* [WRITTEN TASK]
Reproduce all lines of the listing below in which the word "dollars" occurs.

══ DATASET RECORDS ══

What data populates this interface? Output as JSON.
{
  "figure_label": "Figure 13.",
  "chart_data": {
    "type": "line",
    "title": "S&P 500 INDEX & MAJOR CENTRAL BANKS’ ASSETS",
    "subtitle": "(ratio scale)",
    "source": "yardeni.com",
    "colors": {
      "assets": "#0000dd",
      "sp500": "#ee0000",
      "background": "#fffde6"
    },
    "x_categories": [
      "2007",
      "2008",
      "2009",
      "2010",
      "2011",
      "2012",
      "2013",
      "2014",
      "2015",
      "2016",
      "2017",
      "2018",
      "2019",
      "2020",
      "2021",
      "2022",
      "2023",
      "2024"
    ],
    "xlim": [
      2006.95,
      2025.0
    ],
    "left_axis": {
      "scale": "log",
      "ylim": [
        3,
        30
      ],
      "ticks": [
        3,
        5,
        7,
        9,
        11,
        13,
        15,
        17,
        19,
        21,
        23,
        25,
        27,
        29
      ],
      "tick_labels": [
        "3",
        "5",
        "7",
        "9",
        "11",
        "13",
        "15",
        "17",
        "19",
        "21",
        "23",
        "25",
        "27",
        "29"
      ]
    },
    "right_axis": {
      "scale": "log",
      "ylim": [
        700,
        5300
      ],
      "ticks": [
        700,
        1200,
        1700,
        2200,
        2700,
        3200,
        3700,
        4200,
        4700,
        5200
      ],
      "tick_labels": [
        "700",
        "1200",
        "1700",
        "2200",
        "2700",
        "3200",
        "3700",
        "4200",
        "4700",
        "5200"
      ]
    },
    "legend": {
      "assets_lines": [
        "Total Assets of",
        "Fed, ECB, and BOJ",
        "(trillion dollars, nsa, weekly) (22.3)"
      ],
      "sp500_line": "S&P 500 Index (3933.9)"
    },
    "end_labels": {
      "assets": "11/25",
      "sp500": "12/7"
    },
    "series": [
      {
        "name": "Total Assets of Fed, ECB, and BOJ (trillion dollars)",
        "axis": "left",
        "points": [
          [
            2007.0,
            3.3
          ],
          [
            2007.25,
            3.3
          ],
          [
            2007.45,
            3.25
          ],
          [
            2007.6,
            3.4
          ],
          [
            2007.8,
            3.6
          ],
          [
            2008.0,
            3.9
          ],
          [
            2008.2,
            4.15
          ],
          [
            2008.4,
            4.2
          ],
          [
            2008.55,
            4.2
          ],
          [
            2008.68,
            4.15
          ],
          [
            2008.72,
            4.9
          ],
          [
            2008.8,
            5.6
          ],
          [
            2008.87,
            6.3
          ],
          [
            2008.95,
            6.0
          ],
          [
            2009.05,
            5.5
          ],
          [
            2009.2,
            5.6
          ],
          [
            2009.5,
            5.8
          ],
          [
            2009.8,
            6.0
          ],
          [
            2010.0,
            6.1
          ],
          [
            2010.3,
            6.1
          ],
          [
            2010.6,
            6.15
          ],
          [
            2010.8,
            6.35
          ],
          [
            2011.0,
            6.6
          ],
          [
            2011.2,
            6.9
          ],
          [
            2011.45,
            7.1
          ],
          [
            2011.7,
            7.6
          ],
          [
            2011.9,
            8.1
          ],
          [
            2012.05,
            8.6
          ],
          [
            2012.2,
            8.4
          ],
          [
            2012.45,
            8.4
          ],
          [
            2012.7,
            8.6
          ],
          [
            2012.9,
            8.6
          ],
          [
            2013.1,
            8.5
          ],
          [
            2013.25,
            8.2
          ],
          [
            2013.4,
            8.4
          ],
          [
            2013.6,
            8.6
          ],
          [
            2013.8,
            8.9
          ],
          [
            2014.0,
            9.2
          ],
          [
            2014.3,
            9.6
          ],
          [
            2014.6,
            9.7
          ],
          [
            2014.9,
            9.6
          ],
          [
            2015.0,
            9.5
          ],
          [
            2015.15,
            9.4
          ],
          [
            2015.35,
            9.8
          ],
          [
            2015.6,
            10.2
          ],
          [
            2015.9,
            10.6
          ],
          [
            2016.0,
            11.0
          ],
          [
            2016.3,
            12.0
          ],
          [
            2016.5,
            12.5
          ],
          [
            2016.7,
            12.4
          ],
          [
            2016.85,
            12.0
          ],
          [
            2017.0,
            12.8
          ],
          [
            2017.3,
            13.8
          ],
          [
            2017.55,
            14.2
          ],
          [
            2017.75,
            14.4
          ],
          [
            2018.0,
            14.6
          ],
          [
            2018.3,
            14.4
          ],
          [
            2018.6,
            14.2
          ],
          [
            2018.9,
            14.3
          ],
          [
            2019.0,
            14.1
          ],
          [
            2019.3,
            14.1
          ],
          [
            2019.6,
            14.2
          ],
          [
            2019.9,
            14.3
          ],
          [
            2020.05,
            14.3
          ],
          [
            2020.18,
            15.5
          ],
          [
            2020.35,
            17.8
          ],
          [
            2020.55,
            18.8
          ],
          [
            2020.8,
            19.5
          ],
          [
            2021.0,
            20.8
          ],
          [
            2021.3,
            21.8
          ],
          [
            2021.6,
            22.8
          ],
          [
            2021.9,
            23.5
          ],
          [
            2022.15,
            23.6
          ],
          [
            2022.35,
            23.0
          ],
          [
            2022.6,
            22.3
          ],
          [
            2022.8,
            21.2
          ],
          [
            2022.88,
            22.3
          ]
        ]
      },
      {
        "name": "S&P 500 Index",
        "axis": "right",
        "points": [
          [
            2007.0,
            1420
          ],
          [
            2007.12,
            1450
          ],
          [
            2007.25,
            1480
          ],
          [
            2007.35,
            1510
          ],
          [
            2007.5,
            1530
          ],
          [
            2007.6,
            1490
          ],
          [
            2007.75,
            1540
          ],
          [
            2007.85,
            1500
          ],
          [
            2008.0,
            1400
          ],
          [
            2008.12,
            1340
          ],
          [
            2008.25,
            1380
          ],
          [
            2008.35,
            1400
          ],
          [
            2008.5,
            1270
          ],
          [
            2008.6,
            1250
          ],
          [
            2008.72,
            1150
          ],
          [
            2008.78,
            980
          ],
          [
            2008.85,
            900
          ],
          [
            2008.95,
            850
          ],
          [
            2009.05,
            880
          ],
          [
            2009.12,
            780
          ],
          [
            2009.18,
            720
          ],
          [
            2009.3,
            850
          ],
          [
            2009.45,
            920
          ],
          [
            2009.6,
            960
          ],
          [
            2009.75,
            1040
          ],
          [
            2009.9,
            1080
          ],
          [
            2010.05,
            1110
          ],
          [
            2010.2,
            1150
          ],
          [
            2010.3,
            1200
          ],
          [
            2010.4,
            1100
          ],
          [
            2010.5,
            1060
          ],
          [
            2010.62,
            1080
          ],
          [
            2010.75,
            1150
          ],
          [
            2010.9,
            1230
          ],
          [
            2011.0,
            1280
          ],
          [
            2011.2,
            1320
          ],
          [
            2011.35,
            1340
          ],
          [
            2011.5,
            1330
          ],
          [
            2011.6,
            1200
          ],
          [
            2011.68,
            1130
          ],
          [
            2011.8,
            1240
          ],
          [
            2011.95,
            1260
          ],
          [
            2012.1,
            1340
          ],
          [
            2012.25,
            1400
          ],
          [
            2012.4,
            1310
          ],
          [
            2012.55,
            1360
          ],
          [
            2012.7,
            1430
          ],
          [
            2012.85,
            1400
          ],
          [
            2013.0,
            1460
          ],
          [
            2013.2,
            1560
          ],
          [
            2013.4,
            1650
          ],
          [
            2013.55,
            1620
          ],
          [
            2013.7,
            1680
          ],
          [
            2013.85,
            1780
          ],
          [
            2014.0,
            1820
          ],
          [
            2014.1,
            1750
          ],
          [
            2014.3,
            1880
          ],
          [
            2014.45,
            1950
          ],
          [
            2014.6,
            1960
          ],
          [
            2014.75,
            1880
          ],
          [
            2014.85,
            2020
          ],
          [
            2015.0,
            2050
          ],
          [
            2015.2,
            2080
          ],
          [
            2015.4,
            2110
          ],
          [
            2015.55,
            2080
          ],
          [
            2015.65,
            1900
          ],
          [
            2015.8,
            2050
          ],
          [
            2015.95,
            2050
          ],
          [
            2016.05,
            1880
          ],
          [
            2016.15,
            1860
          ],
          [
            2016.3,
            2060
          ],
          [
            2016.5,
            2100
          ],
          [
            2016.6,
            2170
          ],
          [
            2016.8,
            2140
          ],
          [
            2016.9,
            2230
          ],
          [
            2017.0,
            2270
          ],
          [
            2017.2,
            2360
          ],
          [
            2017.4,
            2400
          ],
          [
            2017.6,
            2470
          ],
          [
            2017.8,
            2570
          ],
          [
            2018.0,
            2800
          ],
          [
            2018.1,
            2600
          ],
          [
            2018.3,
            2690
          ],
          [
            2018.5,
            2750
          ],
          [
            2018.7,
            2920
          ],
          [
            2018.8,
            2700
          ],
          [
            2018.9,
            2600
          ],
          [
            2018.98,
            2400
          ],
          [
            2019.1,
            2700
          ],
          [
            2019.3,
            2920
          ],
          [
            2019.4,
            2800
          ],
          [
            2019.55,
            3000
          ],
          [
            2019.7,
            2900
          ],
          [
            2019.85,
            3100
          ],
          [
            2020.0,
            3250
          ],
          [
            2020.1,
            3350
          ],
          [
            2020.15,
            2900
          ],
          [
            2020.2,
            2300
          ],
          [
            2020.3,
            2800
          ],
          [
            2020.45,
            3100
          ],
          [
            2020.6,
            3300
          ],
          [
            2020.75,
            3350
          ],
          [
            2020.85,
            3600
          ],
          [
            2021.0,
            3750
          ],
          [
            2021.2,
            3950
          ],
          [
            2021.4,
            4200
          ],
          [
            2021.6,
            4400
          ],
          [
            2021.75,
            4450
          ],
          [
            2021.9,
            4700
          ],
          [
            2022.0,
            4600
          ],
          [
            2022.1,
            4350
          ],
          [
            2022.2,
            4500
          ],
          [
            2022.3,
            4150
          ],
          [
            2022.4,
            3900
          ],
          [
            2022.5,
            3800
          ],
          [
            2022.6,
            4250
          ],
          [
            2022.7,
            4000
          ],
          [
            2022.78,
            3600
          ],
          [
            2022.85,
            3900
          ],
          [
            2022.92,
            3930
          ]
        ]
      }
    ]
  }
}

═══

* [EXERCISE RESULT]
        "(trillion dollars, nsa, weekly) (22.3)"
        "name": "Total Assets of Fed, ECB, and BOJ (trillion dollars)",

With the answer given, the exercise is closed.